#### Task
Search the records that follow and extract every line containing the string "және".

+ + + +

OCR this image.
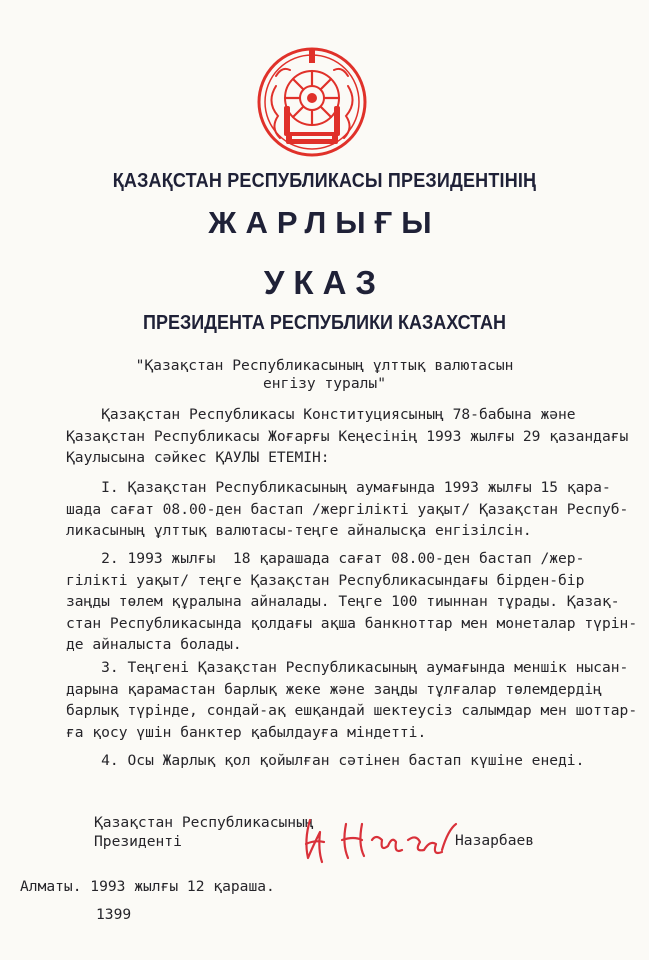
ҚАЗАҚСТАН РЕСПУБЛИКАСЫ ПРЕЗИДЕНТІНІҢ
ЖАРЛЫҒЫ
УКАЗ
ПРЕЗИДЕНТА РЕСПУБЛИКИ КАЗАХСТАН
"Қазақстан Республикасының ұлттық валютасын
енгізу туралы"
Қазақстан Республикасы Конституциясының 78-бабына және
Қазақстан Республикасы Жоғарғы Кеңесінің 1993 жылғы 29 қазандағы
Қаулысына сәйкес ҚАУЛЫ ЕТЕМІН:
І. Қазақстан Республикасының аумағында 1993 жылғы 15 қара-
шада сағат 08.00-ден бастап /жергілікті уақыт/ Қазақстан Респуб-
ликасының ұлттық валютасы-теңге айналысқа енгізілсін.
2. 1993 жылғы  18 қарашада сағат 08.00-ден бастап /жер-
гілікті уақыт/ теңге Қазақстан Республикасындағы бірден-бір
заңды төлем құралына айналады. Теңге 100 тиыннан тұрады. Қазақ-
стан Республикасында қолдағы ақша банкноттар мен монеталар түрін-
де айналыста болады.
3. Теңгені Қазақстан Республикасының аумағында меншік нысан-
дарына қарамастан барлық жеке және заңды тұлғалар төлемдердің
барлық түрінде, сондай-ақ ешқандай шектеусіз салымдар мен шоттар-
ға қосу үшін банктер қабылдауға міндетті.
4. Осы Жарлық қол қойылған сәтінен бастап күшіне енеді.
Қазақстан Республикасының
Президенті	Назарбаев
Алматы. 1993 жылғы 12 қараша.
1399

+ + + +

#### Exercise output
Қазақстан Республикасы Конституциясының 78-бабына және
дарына қарамастан барлық жеке және заңды тұлғалар төлемдердің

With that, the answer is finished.